**SET TASK**
Make an exact transcription of the material, leaving out all images.

**MATERIAL PROVIDED**
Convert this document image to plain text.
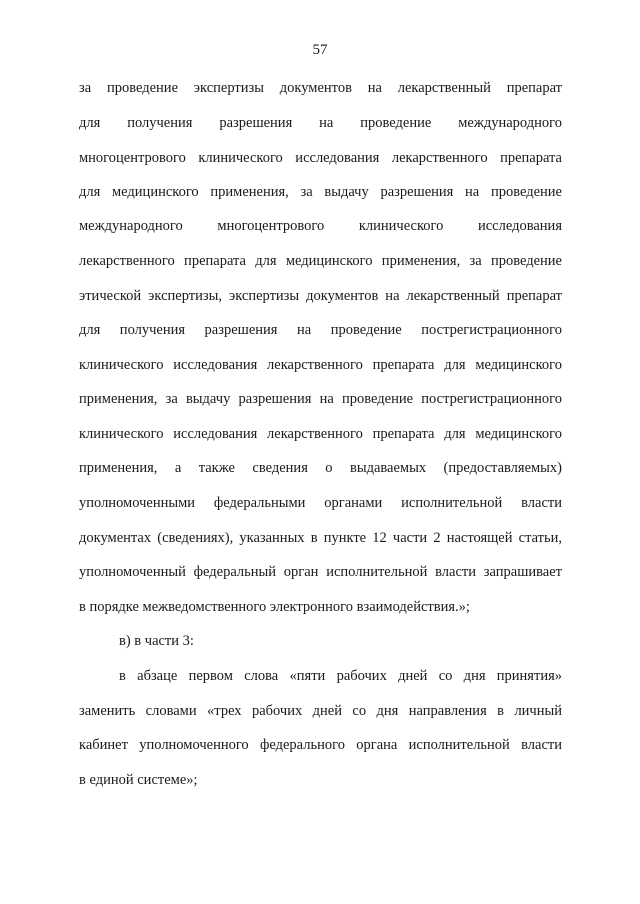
57
за проведение экспертизы документов на лекарственный препарат
для получения разрешения на проведение международного
многоцентрового клинического исследования лекарственного препарата
для медицинского применения, за выдачу разрешения на проведение
международного многоцентрового клинического исследования
лекарственного препарата для медицинского применения, за проведение
этической экспертизы, экспертизы документов на лекарственный препарат
для получения разрешения на проведение пострегистрационного
клинического исследования лекарственного препарата для медицинского
применения, за выдачу разрешения на проведение пострегистрационного
клинического исследования лекарственного препарата для медицинского
применения, а также сведения о выдаваемых (предоставляемых)
уполномоченными федеральными органами исполнительной власти
документах (сведениях), указанных в пункте 12 части 2 настоящей статьи,
уполномоченный федеральный орган исполнительной власти запрашивает
в порядке межведомственного электронного взаимодействия.»;
в) в части 3:
в абзаце первом слова «пяти рабочих дней со дня принятия»
заменить словами «трех рабочих дней со дня направления в личный
кабинет уполномоченного федерального органа исполнительной власти
в единой системе»;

**WRITTEN RESPONSE**
Convert this document image to plain text.
57
за проведение экспертизы документов на лекарственный препарат
для получения разрешения на проведение международного
многоцентрового клинического исследования лекарственного препарата
для медицинского применения, за выдачу разрешения на проведение
международного многоцентрового клинического исследования
лекарственного препарата для медицинского применения, за проведение
этической экспертизы, экспертизы документов на лекарственный препарат
для получения разрешения на проведение пострегистрационного
клинического исследования лекарственного препарата для медицинского
применения, за выдачу разрешения на проведение пострегистрационного
клинического исследования лекарственного препарата для медицинского
применения, а также сведения о выдаваемых (предоставляемых)
уполномоченными федеральными органами исполнительной власти
документах (сведениях), указанных в пункте 12 части 2 настоящей статьи,
уполномоченный федеральный орган исполнительной власти запрашивает
в порядке межведомственного электронного взаимодействия.»;
в) в части 3:
в абзаце первом слова «пяти рабочих дней со дня принятия»
заменить словами «трех рабочих дней со дня направления в личный
кабинет уполномоченного федерального органа исполнительной власти
в единой системе»;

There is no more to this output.